- DATASET EXCERPTS -
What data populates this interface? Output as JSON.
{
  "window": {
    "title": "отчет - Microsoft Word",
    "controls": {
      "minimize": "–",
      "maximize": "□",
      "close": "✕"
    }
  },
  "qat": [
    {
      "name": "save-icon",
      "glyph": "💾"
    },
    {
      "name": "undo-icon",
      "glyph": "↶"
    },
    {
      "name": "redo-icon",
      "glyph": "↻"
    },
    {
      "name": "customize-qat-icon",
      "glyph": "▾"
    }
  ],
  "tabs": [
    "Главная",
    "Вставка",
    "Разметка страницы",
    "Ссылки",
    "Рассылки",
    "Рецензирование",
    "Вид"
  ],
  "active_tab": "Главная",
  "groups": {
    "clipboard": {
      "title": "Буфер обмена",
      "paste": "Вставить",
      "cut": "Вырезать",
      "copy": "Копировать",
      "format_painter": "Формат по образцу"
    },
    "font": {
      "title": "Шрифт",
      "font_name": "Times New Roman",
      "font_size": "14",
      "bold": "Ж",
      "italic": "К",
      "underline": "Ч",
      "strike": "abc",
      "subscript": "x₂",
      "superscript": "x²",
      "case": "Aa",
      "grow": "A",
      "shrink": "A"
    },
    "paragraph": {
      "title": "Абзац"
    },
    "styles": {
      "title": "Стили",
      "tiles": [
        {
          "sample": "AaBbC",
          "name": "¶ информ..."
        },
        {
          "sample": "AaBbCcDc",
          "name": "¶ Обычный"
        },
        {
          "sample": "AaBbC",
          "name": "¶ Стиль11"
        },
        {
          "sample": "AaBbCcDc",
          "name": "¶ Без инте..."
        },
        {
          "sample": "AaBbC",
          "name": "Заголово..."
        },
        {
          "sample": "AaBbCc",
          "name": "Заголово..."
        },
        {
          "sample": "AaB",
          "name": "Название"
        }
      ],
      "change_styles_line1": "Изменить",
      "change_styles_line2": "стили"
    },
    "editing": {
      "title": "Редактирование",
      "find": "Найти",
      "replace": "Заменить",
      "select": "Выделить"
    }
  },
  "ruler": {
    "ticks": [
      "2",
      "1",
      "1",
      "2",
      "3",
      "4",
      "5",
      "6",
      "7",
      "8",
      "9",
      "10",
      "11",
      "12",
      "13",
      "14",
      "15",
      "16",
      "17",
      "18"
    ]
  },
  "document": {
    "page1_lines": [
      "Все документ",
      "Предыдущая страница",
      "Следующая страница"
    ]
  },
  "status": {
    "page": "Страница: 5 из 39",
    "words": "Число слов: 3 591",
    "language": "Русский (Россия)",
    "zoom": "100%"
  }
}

- WHAT TO DO -
Repeat the records above in full, character for character.

- TASK ANSWER -
What data populates this interface? Output as JSON.
{
  "window": {
    "title": "отчет - Microsoft Word",
    "controls": {
      "minimize": "–",
      "maximize": "□",
      "close": "✕"
    }
  },
  "qat": [
    {
      "name": "save-icon",
      "glyph": "💾"
    },
    {
      "name": "undo-icon",
      "glyph": "↶"
    },
    {
      "name": "redo-icon",
      "glyph": "↻"
    },
    {
      "name": "customize-qat-icon",
      "glyph": "▾"
    }
  ],
  "tabs": [
    "Главная",
    "Вставка",
    "Разметка страницы",
    "Ссылки",
    "Рассылки",
    "Рецензирование",
    "Вид"
  ],
  "active_tab": "Главная",
  "groups": {
    "clipboard": {
      "title": "Буфер обмена",
      "paste": "Вставить",
      "cut": "Вырезать",
      "copy": "Копировать",
      "format_painter": "Формат по образцу"
    },
    "font": {
      "title": "Шрифт",
      "font_name": "Times New Roman",
      "font_size": "14",
      "bold": "Ж",
      "italic": "К",
      "underline": "Ч",
      "strike": "abc",
      "subscript": "x₂",
      "superscript": "x²",
      "case": "Aa",
      "grow": "A",
      "shrink": "A"
    },
    "paragraph": {
      "title": "Абзац"
    },
    "styles": {
      "title": "Стили",
      "tiles": [
        {
          "sample": "AaBbC",
          "name": "¶ информ..."
        },
        {
          "sample": "AaBbCcDc",
          "name": "¶ Обычный"
        },
        {
          "sample": "AaBbC",
          "name": "¶ Стиль11"
        },
        {
          "sample": "AaBbCcDc",
          "name": "¶ Без инте..."
        },
        {
          "sample": "AaBbC",
          "name": "Заголово..."
        },
        {
          "sample": "AaBbCc",
          "name": "Заголово..."
        },
        {
          "sample": "AaB",
          "name": "Название"
        }
      ],
      "change_styles_line1": "Изменить",
      "change_styles_line2": "стили"
    },
    "editing": {
      "title": "Редактирование",
      "find": "Найти",
      "replace": "Заменить",
      "select": "Выделить"
    }
  },
  "ruler": {
    "ticks": [
      "2",
      "1",
      "1",
      "2",
      "3",
      "4",
      "5",
      "6",
      "7",
      "8",
      "9",
      "10",
      "11",
      "12",
      "13",
      "14",
      "15",
      "16",
      "17",
      "18"
    ]
  },
  "document": {
    "page1_lines": [
      "Все документ",
      "Предыдущая страница",
      "Следующая страница"
    ]
  },
  "status": {
    "page": "Страница: 5 из 39",
    "words": "Число слов: 3 591",
    "language": "Русский (Россия)",
    "zoom": "100%"
  }
}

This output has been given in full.